**WORK TO COMPLETE:**
Copy the lines holding the word "essential", all of them.
-=-=-
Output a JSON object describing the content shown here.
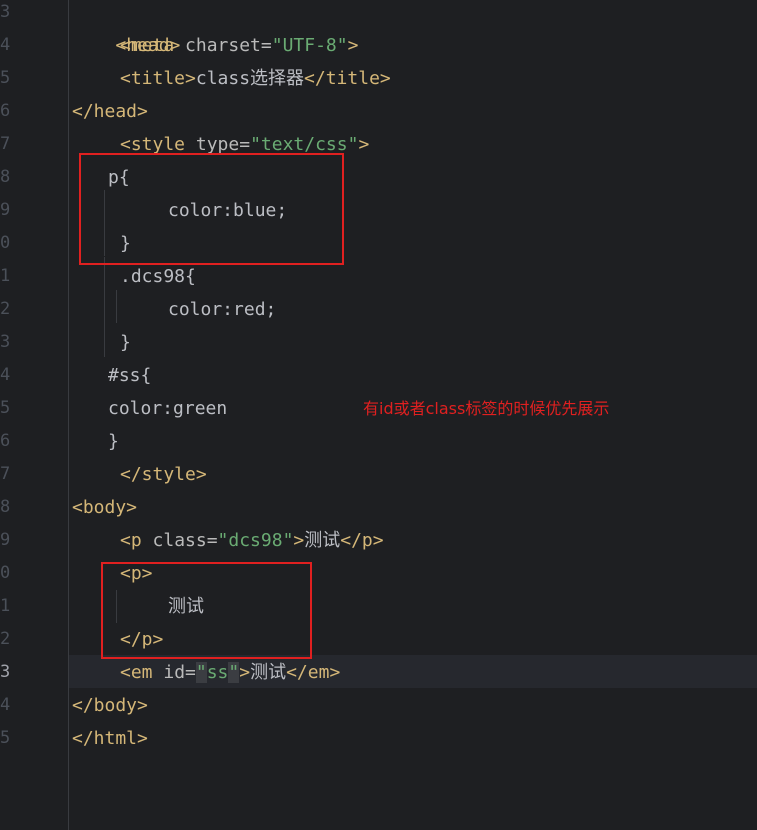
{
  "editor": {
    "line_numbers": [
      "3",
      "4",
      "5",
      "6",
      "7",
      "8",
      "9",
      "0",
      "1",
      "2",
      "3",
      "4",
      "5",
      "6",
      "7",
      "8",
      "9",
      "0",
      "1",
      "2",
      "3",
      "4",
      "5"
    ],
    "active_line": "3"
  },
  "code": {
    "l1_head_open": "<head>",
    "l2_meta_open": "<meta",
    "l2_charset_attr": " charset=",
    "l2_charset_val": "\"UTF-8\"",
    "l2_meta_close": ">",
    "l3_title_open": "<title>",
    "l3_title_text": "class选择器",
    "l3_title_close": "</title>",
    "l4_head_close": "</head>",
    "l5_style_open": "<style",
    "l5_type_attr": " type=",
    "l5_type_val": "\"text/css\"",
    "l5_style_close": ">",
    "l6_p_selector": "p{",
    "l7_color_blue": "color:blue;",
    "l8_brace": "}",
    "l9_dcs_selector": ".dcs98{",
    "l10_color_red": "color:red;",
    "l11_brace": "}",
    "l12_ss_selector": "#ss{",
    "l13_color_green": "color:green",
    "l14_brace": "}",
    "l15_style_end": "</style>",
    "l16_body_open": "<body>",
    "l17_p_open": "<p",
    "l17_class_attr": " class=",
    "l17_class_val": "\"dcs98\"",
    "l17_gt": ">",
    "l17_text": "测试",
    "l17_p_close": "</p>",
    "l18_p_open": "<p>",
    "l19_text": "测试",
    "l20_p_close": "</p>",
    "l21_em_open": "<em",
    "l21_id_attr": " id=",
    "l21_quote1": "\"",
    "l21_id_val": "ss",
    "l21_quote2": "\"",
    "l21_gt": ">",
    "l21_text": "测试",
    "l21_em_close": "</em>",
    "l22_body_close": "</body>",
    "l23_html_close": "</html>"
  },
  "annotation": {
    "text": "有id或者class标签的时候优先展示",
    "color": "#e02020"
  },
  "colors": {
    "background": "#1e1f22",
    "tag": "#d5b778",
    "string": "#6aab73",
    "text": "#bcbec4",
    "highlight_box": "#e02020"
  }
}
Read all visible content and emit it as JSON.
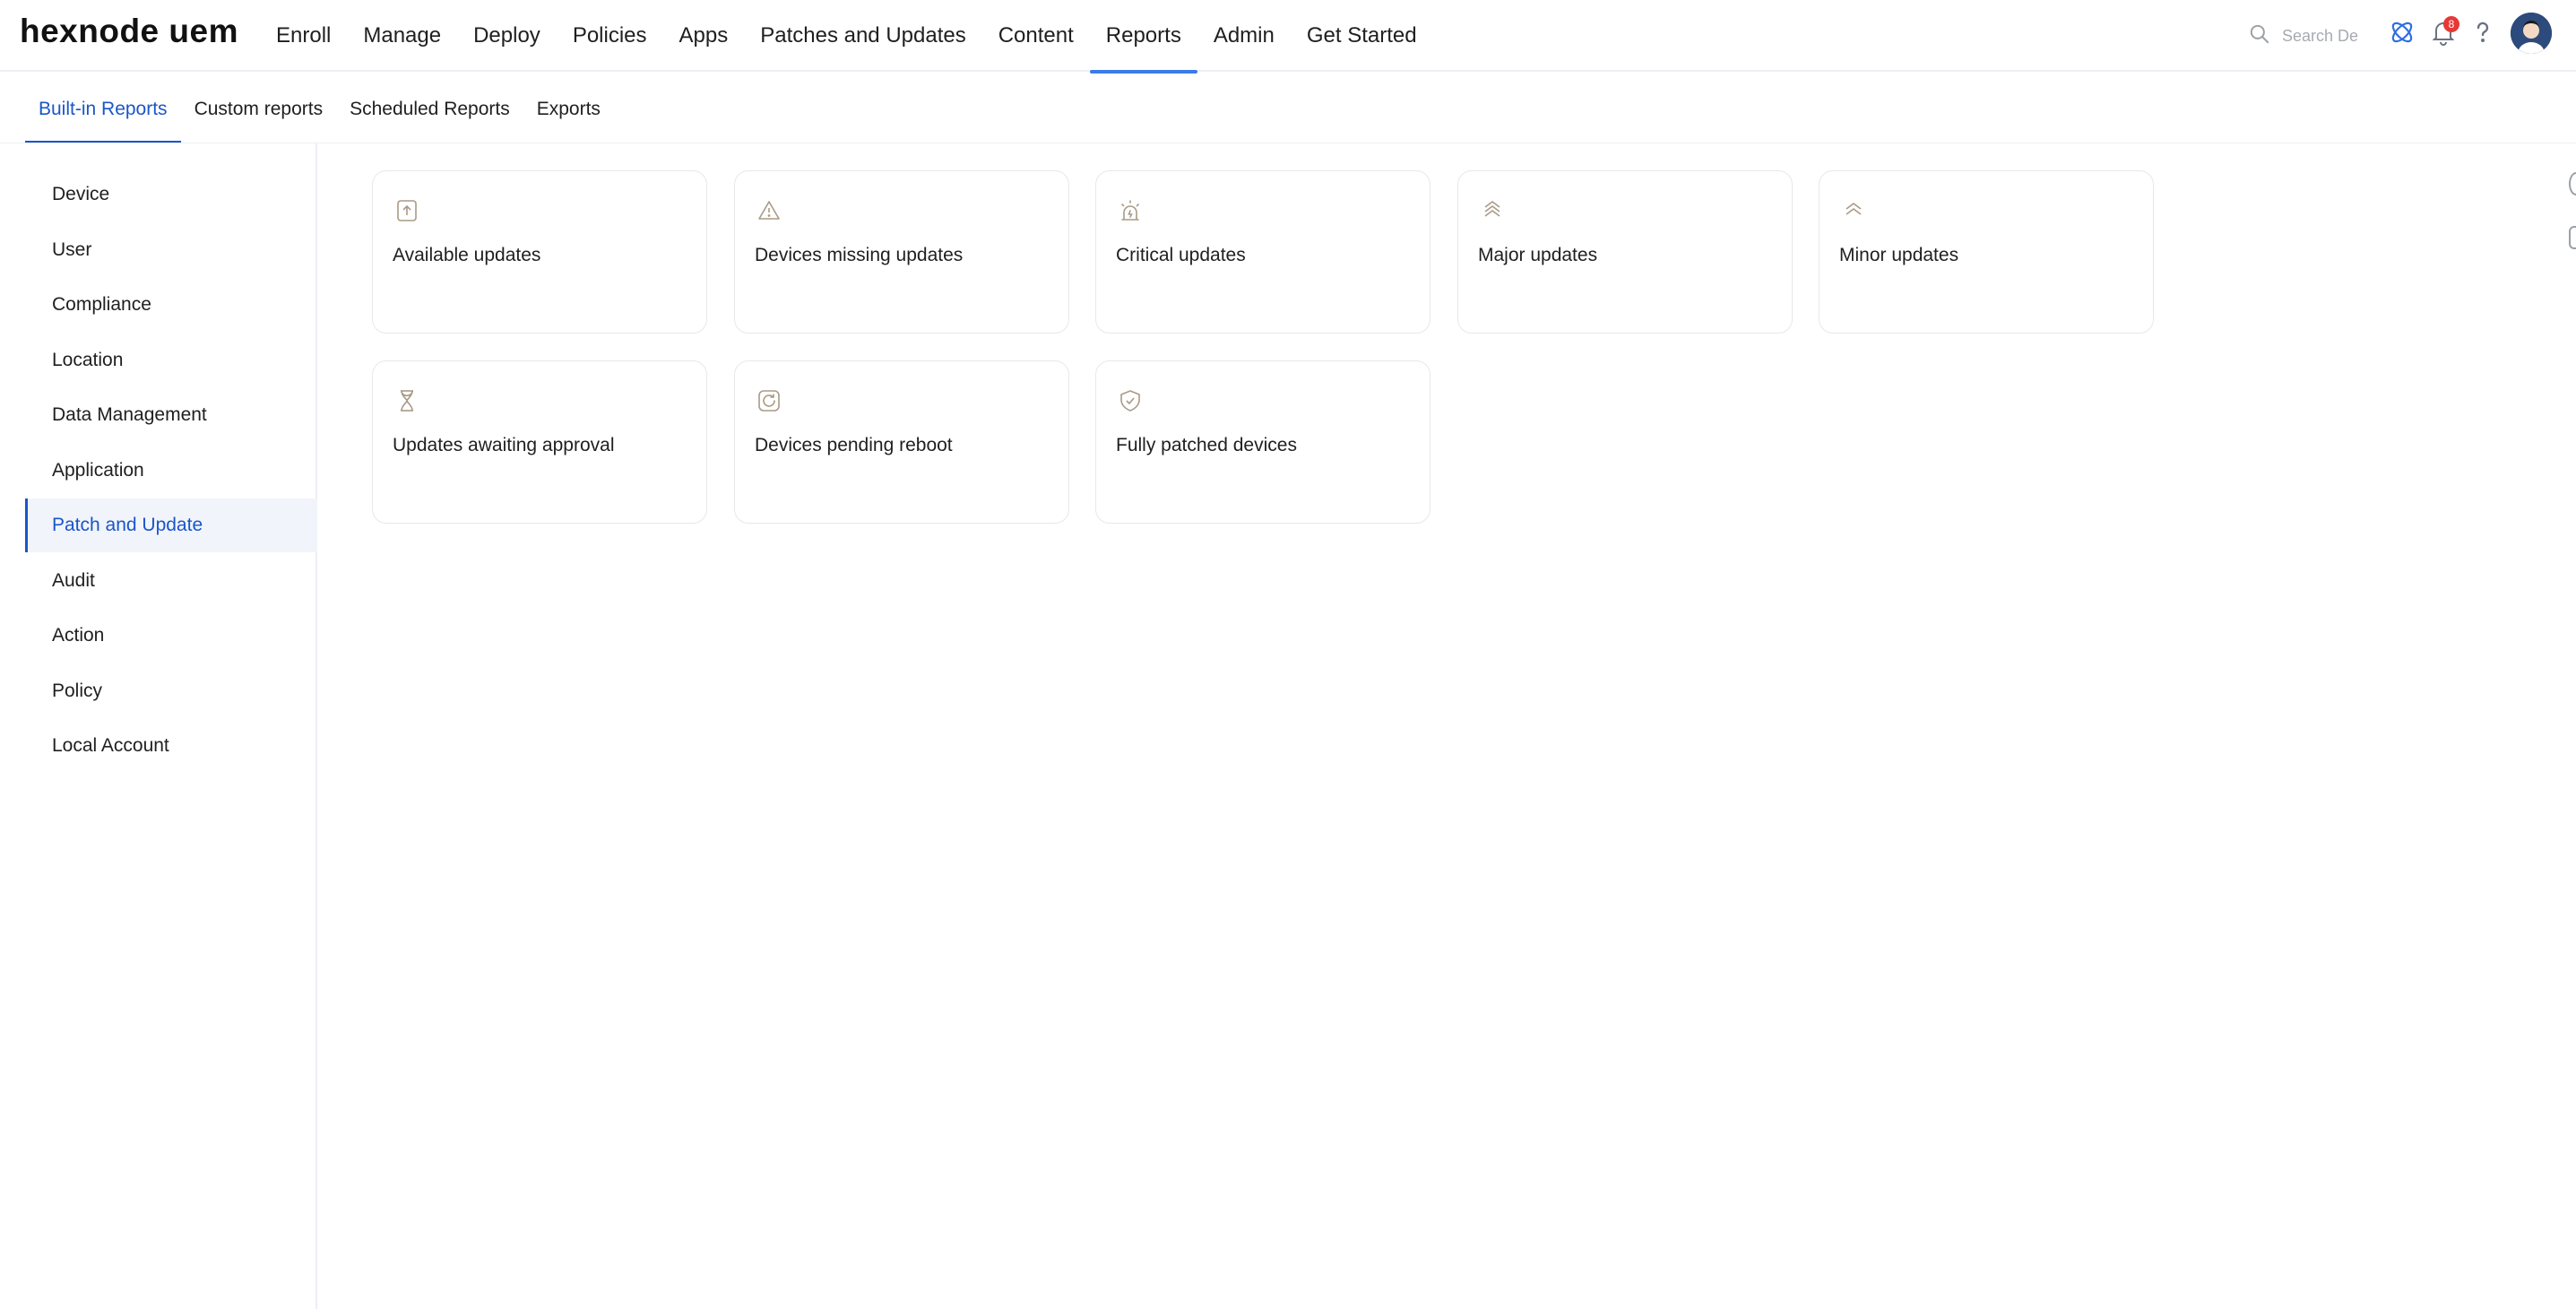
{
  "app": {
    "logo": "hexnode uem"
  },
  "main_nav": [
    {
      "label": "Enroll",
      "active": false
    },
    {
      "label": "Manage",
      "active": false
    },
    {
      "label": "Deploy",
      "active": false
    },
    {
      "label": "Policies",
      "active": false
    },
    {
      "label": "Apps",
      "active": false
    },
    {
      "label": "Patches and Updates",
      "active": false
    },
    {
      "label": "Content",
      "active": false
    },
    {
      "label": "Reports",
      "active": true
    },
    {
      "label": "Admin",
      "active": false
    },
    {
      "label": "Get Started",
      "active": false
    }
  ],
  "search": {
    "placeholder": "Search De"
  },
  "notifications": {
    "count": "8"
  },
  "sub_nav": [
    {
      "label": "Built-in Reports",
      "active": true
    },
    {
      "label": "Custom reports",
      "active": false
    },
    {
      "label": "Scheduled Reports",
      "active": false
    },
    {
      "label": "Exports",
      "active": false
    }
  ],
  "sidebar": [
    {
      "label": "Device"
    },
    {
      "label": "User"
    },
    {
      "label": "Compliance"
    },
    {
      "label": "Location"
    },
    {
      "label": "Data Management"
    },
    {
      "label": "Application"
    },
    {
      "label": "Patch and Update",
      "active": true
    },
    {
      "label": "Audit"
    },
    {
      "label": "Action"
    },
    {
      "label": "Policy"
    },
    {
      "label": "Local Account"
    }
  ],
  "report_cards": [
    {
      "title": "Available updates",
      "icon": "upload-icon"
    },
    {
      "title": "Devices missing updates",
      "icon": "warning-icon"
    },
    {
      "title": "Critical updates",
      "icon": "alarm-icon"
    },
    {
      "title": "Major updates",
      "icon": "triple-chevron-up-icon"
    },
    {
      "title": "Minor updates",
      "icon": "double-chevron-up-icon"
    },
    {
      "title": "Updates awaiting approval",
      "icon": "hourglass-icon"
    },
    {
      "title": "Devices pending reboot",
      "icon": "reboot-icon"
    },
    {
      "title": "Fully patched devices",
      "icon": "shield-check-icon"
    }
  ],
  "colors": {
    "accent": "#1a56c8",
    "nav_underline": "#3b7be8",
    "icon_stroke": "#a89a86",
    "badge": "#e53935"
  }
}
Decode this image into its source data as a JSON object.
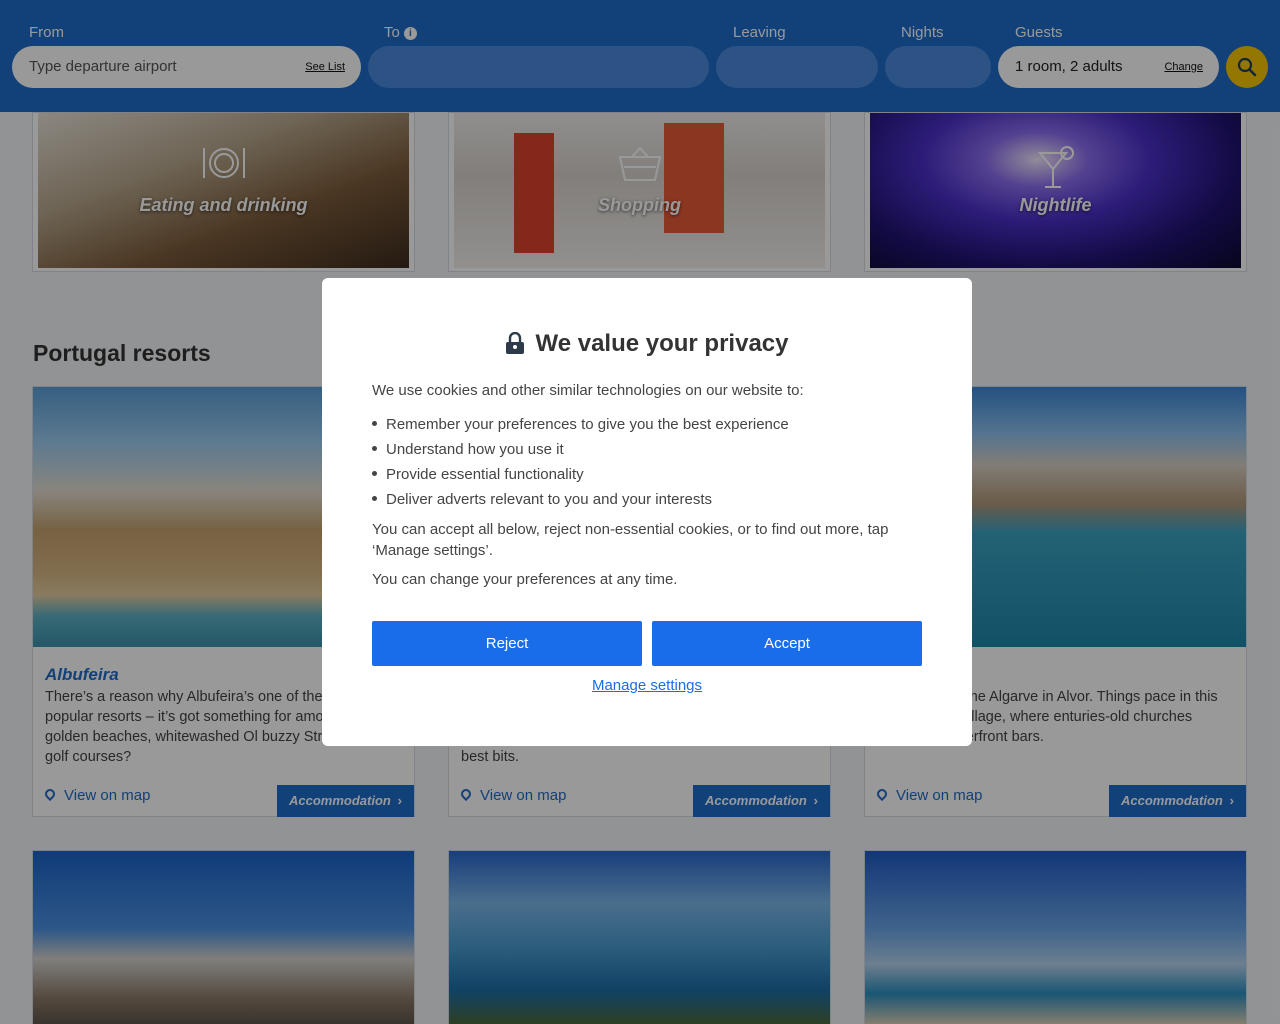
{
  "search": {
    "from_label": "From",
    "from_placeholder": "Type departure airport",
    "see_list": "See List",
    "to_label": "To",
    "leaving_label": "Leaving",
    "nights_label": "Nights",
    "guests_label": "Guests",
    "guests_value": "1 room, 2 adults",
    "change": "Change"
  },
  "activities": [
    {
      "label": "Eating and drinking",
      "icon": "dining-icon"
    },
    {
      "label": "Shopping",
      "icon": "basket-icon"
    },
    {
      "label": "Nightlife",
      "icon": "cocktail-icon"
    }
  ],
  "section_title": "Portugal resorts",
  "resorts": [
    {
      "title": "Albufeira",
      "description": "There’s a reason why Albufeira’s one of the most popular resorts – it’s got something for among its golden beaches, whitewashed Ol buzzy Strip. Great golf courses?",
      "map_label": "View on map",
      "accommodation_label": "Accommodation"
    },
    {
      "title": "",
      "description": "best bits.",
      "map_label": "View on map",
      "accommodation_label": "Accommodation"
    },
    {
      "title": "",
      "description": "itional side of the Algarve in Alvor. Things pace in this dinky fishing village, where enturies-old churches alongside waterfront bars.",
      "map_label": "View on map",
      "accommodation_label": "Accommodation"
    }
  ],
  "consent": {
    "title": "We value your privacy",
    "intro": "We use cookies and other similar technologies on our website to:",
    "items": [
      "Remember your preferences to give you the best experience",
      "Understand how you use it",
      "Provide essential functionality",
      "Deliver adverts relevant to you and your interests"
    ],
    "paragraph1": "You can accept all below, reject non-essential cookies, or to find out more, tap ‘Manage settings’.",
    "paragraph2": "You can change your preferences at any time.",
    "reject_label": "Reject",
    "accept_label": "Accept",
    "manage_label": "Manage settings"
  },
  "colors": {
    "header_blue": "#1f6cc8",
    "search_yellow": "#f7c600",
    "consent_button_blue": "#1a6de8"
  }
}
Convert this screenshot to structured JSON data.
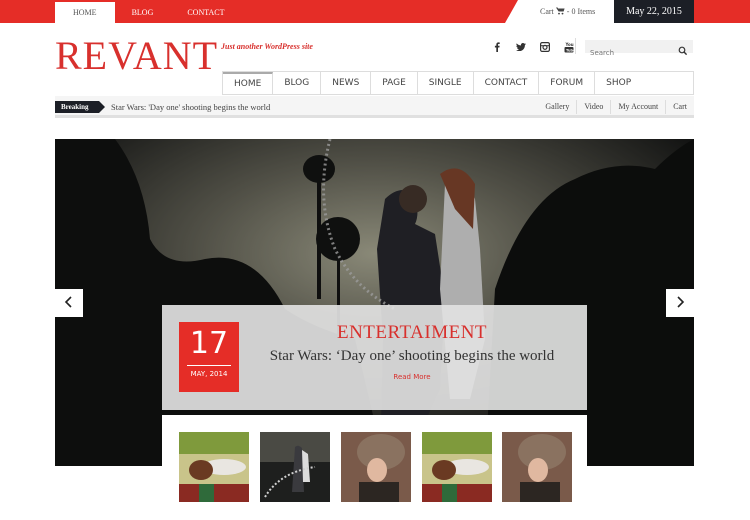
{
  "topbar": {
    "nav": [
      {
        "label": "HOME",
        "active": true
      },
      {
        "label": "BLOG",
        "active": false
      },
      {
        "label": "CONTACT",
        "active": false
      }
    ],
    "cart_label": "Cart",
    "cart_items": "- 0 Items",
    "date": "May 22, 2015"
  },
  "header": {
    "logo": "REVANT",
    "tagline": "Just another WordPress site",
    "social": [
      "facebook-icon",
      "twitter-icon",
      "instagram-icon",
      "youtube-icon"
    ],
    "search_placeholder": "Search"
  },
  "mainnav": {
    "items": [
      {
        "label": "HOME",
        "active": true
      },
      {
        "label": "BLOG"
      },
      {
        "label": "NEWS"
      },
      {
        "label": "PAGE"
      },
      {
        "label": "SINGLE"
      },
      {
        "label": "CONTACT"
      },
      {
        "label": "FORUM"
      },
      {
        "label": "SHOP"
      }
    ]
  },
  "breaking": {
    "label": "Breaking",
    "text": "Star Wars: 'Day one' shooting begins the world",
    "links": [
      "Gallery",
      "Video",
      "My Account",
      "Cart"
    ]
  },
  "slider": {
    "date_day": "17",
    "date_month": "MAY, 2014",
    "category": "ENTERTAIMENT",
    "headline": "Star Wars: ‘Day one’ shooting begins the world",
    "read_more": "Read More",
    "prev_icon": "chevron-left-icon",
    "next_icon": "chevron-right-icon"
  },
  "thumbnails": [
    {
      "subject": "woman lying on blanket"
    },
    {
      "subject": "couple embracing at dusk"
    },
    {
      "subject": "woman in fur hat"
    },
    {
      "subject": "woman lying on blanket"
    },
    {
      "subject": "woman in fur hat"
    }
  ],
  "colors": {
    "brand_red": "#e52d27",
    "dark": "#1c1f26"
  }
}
-=-=-
**SOLUTION TO THIS PROBLEM:**
      "Provide essential functionality",
    "paragraph1": "You can accept all below, reject non-essential cookies, or to find out more, tap ‘Manage settings’.",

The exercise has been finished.